- _Exercise directions_: Pick out the lines in the listing below that contain the word "Taxa" and copy them.

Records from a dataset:
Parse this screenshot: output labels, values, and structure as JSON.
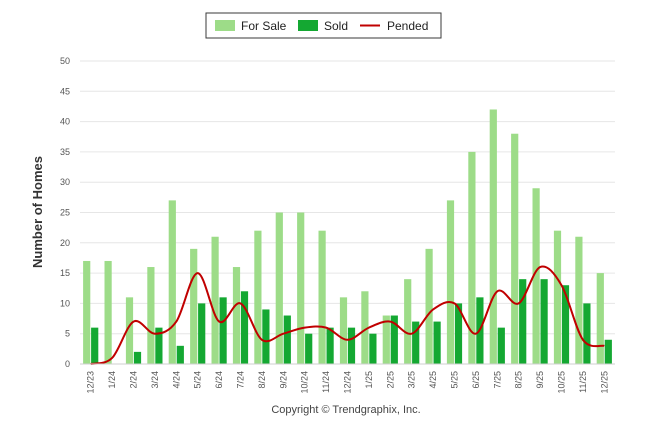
{
  "chart_data": {
    "type": "bar",
    "title": "",
    "xlabel": "",
    "ylabel": "Number of Homes",
    "ylim": [
      0,
      50
    ],
    "yticks": [
      0,
      5,
      10,
      15,
      20,
      25,
      30,
      35,
      40,
      45,
      50
    ],
    "legend_position": "top-center",
    "categories": [
      "12/23",
      "1/24",
      "2/24",
      "3/24",
      "4/24",
      "5/24",
      "6/24",
      "7/24",
      "8/24",
      "9/24",
      "10/24",
      "11/24",
      "12/24",
      "1/25",
      "2/25",
      "3/25",
      "4/25",
      "5/25",
      "6/25",
      "7/25",
      "8/25",
      "9/25",
      "10/25",
      "11/25",
      "12/25"
    ],
    "series": [
      {
        "name": "For Sale",
        "type": "bar",
        "color": "#9ddc88",
        "values": [
          17,
          17,
          11,
          16,
          27,
          19,
          21,
          16,
          22,
          25,
          25,
          22,
          11,
          12,
          8,
          14,
          19,
          27,
          35,
          42,
          38,
          29,
          22,
          21,
          15
        ]
      },
      {
        "name": "Sold",
        "type": "bar",
        "color": "#14a832",
        "values": [
          6,
          0,
          2,
          6,
          3,
          10,
          11,
          12,
          9,
          8,
          5,
          6,
          6,
          5,
          8,
          7,
          7,
          10,
          11,
          6,
          14,
          14,
          13,
          10,
          4
        ]
      },
      {
        "name": "Pended",
        "type": "line",
        "color": "#c00000",
        "values": [
          0,
          1,
          7,
          5,
          7,
          15,
          7,
          10,
          4,
          5,
          6,
          6,
          4,
          6,
          7,
          5,
          9,
          10,
          5,
          12,
          10,
          16,
          13,
          4,
          3
        ]
      }
    ]
  },
  "footer": {
    "copyright": "Copyright © Trendgraphix, Inc."
  }
}
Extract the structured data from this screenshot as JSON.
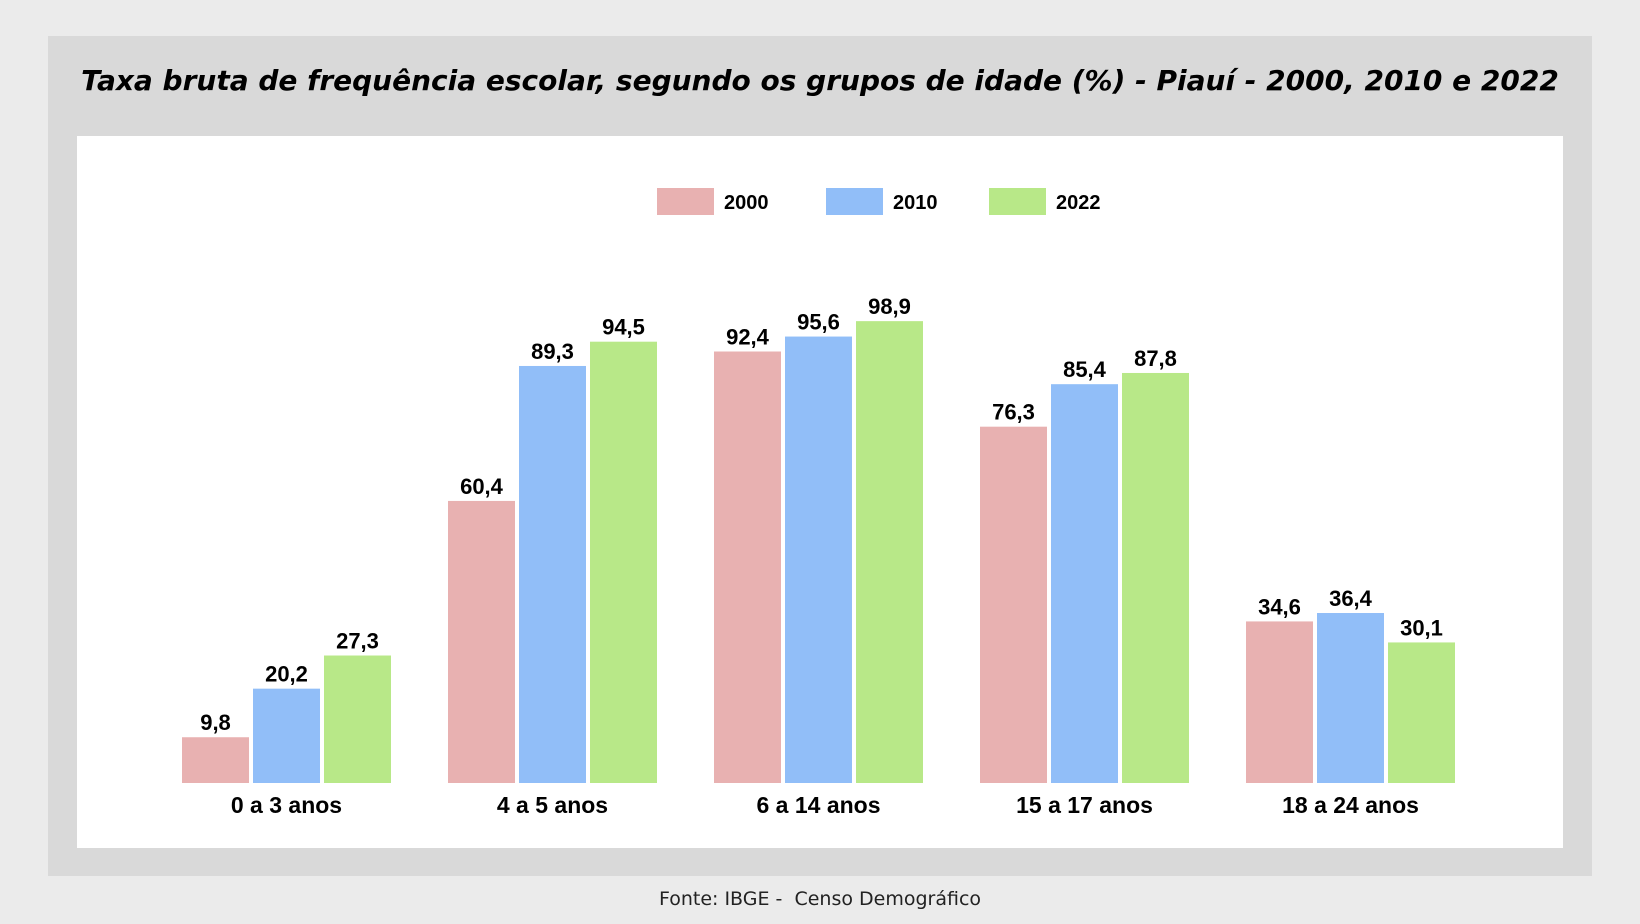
{
  "title": "Taxa bruta de frequência escolar, segundo os grupos de idade (%) - Piauí - 2000, 2010 e 2022",
  "source": "Fonte: IBGE -  Censo Demográfico",
  "chart_data": {
    "type": "bar",
    "title": "Taxa bruta de frequência escolar, segundo os grupos de idade (%) - Piauí - 2000, 2010 e 2022",
    "xlabel": "",
    "ylabel": "",
    "ylim": [
      0,
      100
    ],
    "grid": false,
    "legend_position": "top-center",
    "categories": [
      "0 a 3 anos",
      "4 a 5 anos",
      "6 a 14 anos",
      "15 a 17 anos",
      "18 a 24 anos"
    ],
    "series": [
      {
        "name": "2000",
        "color": "#e8b1b1",
        "values": [
          9.8,
          60.4,
          92.4,
          76.3,
          34.6
        ],
        "labels": [
          "9,8",
          "60,4",
          "92,4",
          "76,3",
          "34,6"
        ]
      },
      {
        "name": "2010",
        "color": "#91bef8",
        "values": [
          20.2,
          89.3,
          95.6,
          85.4,
          36.4
        ],
        "labels": [
          "20,2",
          "89,3",
          "95,6",
          "85,4",
          "36,4"
        ]
      },
      {
        "name": "2022",
        "color": "#b8e888",
        "values": [
          27.3,
          94.5,
          98.9,
          87.8,
          30.1
        ],
        "labels": [
          "27,3",
          "94,5",
          "98,9",
          "87,8",
          "30,1"
        ]
      }
    ]
  }
}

- _Answer to the task_:
  "title": "Taxa bruta de frequência escolar, segundo os grupos de idade (%) - Piauí - 2000, 2010 e 2022",
    "title": "Taxa bruta de frequência escolar, segundo os grupos de idade (%) - Piauí - 2000, 2010 e 2022",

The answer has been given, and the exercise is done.